• **TASK GOAL**: In the material below, list every line carrying the string "feat".

--- Begin RECORDS FOR PROCESSING ---

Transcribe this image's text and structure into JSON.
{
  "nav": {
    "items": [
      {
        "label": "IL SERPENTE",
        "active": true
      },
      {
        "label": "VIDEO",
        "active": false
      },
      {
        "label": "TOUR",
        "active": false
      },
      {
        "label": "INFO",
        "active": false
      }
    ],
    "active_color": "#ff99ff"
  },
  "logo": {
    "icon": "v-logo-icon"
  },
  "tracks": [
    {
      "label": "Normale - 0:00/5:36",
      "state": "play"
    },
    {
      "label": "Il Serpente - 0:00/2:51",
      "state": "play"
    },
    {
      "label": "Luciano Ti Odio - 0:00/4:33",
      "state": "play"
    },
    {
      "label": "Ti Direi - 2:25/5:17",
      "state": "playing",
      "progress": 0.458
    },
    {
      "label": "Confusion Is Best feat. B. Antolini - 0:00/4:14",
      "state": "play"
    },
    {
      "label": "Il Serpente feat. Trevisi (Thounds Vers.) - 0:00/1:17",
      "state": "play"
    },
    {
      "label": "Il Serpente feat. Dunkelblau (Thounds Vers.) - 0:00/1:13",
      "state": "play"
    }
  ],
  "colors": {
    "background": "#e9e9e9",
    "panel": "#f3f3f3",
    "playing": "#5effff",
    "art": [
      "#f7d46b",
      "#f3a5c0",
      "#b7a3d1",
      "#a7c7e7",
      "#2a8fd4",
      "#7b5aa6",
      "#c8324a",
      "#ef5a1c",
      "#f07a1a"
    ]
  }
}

--- End RECORDS FOR PROCESSING ---

• **RESULT FOR THIS TASK**:
      "label": "Confusion Is Best feat. B. Antolini - 0:00/4:14",
      "label": "Il Serpente feat. Trevisi (Thounds Vers.) - 0:00/1:17",
      "label": "Il Serpente feat. Dunkelblau (Thounds Vers.) - 0:00/1:13",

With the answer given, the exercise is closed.